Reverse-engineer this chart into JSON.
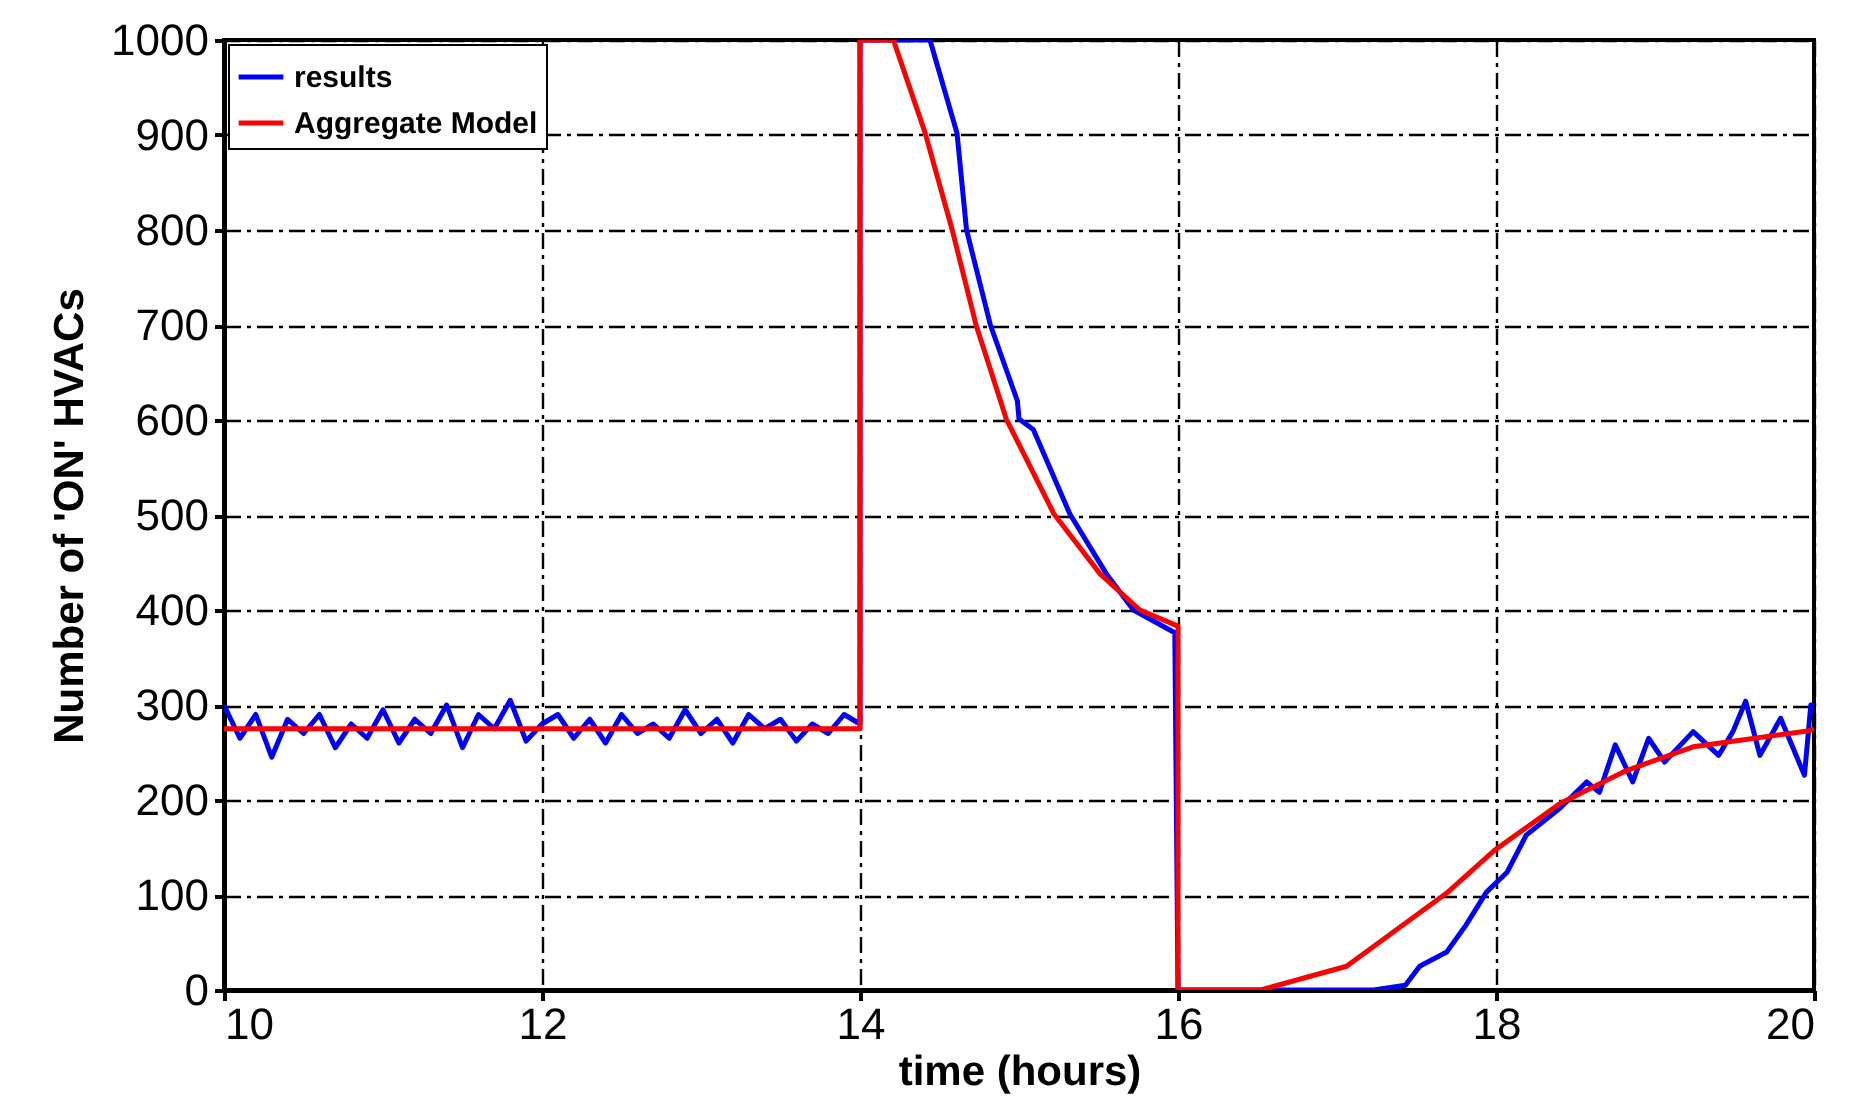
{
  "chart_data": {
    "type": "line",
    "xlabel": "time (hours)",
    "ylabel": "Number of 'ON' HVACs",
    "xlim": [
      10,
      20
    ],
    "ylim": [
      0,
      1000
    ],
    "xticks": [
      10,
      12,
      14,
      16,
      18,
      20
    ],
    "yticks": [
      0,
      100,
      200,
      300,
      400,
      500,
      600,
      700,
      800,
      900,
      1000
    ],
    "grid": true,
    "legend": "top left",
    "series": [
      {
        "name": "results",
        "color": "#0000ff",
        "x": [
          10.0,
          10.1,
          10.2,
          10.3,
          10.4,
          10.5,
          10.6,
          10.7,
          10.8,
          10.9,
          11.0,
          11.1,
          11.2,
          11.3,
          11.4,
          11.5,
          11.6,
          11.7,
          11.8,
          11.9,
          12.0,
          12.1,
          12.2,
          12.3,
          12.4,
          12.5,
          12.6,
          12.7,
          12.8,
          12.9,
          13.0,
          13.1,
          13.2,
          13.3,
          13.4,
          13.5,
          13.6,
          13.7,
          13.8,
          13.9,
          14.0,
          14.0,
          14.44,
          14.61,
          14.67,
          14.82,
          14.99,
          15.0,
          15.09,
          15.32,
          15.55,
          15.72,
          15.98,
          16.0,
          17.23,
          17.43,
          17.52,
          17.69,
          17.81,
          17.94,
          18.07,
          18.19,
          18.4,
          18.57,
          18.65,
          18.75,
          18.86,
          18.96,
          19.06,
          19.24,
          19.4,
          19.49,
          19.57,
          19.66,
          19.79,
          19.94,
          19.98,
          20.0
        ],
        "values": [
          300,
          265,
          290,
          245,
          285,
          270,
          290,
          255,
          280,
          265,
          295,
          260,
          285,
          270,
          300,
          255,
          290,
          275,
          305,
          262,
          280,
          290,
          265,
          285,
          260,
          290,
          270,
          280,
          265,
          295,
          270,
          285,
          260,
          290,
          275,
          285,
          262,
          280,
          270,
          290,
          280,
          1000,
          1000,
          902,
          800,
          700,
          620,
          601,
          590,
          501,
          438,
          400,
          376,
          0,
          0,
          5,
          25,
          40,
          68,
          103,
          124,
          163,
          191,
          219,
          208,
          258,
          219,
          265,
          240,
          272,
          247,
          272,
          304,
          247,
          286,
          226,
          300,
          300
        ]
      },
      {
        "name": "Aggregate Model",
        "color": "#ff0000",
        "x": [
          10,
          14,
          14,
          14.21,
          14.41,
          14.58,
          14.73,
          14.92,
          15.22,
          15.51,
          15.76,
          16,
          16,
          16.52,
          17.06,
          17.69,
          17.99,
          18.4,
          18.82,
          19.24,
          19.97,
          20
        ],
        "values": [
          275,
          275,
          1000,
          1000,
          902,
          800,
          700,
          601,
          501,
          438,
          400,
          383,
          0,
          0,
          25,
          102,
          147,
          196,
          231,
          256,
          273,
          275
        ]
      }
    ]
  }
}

[TASK GOAL]: Strip out the pictures and quote the remaining data word for word.

[FINAL ANSWER]:
Reverse-engineer this chart into JSON.
{
  "chart_data": {
    "type": "line",
    "xlabel": "time (hours)",
    "ylabel": "Number of 'ON' HVACs",
    "xlim": [
      10,
      20
    ],
    "ylim": [
      0,
      1000
    ],
    "xticks": [
      10,
      12,
      14,
      16,
      18,
      20
    ],
    "yticks": [
      0,
      100,
      200,
      300,
      400,
      500,
      600,
      700,
      800,
      900,
      1000
    ],
    "grid": true,
    "legend": "top left",
    "series": [
      {
        "name": "results",
        "color": "#0000ff",
        "x": [
          10.0,
          10.1,
          10.2,
          10.3,
          10.4,
          10.5,
          10.6,
          10.7,
          10.8,
          10.9,
          11.0,
          11.1,
          11.2,
          11.3,
          11.4,
          11.5,
          11.6,
          11.7,
          11.8,
          11.9,
          12.0,
          12.1,
          12.2,
          12.3,
          12.4,
          12.5,
          12.6,
          12.7,
          12.8,
          12.9,
          13.0,
          13.1,
          13.2,
          13.3,
          13.4,
          13.5,
          13.6,
          13.7,
          13.8,
          13.9,
          14.0,
          14.0,
          14.44,
          14.61,
          14.67,
          14.82,
          14.99,
          15.0,
          15.09,
          15.32,
          15.55,
          15.72,
          15.98,
          16.0,
          17.23,
          17.43,
          17.52,
          17.69,
          17.81,
          17.94,
          18.07,
          18.19,
          18.4,
          18.57,
          18.65,
          18.75,
          18.86,
          18.96,
          19.06,
          19.24,
          19.4,
          19.49,
          19.57,
          19.66,
          19.79,
          19.94,
          19.98,
          20.0
        ],
        "values": [
          300,
          265,
          290,
          245,
          285,
          270,
          290,
          255,
          280,
          265,
          295,
          260,
          285,
          270,
          300,
          255,
          290,
          275,
          305,
          262,
          280,
          290,
          265,
          285,
          260,
          290,
          270,
          280,
          265,
          295,
          270,
          285,
          260,
          290,
          275,
          285,
          262,
          280,
          270,
          290,
          280,
          1000,
          1000,
          902,
          800,
          700,
          620,
          601,
          590,
          501,
          438,
          400,
          376,
          0,
          0,
          5,
          25,
          40,
          68,
          103,
          124,
          163,
          191,
          219,
          208,
          258,
          219,
          265,
          240,
          272,
          247,
          272,
          304,
          247,
          286,
          226,
          300,
          300
        ]
      },
      {
        "name": "Aggregate Model",
        "color": "#ff0000",
        "x": [
          10,
          14,
          14,
          14.21,
          14.41,
          14.58,
          14.73,
          14.92,
          15.22,
          15.51,
          15.76,
          16,
          16,
          16.52,
          17.06,
          17.69,
          17.99,
          18.4,
          18.82,
          19.24,
          19.97,
          20
        ],
        "values": [
          275,
          275,
          1000,
          1000,
          902,
          800,
          700,
          601,
          501,
          438,
          400,
          383,
          0,
          0,
          25,
          102,
          147,
          196,
          231,
          256,
          273,
          275
        ]
      }
    ]
  }
}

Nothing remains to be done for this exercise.